SHORT TASK ::
Each line of the listing that contains the word "only" is to be copied.

EXERCISE INPUT ::
»»

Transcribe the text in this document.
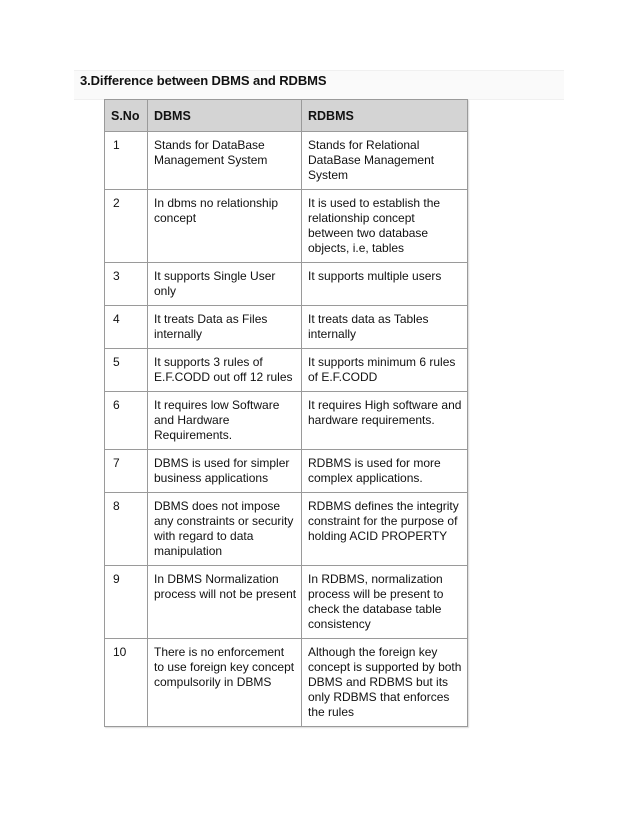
3.Difference between DBMS and RDBMS
S.No	DBMS	RDBMS
1	Stands for DataBase Management System	Stands for Relational DataBase Management System
2	In dbms no relationship concept	It is used to establish the relationship concept between two database objects, i.e, tables
3	It supports Single User only	It supports multiple users
4	It treats Data as Files internally	It treats data as Tables internally
5	It supports 3 rules of E.F.CODD out off 12 rules	It supports minimum 6 rules of E.F.CODD
6	It requires low Software and Hardware Requirements.	It requires High software and hardware requirements.
7	DBMS is used for simpler business applications	RDBMS is used for more complex applications.
8	DBMS does not impose any constraints or security with regard to data manipulation	RDBMS defines the integrity constraint for the purpose of holding ACID PROPERTY
9	In DBMS Normalization process will not be present	In RDBMS, normalization process will be present to check the database table consistency
10	There is no enforcement to use foreign key concept compulsorily in DBMS	Although the foreign key concept is supported by both DBMS and RDBMS but its only RDBMS that enforces the rules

««

SOLVED PROBLEM ::
3	It supports Single User only	It supports multiple users
10	There is no enforcement to use foreign key concept compulsorily in DBMS	Although the foreign key concept is supported by both DBMS and RDBMS but its only RDBMS that enforces the rules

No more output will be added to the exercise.